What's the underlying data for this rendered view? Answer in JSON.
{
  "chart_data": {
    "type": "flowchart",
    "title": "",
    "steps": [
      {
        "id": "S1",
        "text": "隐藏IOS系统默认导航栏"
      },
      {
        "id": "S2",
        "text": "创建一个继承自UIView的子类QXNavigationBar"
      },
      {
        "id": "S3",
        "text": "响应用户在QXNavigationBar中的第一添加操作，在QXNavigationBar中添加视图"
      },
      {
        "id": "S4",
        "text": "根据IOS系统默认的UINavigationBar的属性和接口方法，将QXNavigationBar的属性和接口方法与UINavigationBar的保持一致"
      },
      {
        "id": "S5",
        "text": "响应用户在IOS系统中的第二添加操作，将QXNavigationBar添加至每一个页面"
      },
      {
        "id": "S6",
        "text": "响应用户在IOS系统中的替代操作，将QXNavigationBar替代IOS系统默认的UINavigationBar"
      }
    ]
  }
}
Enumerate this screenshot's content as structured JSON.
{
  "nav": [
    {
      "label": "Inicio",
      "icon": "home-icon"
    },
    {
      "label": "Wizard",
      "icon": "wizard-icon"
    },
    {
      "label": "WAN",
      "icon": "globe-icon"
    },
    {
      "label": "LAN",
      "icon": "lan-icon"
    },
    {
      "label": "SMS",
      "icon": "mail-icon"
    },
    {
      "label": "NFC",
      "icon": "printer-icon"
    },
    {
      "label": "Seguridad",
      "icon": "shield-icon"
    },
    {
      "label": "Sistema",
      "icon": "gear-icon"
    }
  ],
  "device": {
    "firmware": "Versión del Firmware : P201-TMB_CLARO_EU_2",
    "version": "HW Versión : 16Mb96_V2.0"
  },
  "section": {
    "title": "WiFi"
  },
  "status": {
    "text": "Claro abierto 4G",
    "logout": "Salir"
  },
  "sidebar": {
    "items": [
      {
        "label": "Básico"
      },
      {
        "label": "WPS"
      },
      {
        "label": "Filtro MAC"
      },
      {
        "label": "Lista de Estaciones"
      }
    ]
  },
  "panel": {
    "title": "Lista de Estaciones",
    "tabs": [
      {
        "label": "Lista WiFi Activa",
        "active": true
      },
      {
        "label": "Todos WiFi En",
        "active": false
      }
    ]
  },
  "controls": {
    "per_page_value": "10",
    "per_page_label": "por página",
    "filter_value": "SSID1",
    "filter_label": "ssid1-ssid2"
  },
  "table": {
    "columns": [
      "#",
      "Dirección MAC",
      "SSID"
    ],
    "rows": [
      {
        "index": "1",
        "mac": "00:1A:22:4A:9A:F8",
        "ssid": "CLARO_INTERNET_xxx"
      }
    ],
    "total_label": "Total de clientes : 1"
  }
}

==================================================

**To be done:** Where a line of the entries contains the word "Lista", copy that line.

**Response to this task:**
        "label": "Lista de Estaciones"
    "title": "Lista de Estaciones",
        "label": "Lista WiFi Activa",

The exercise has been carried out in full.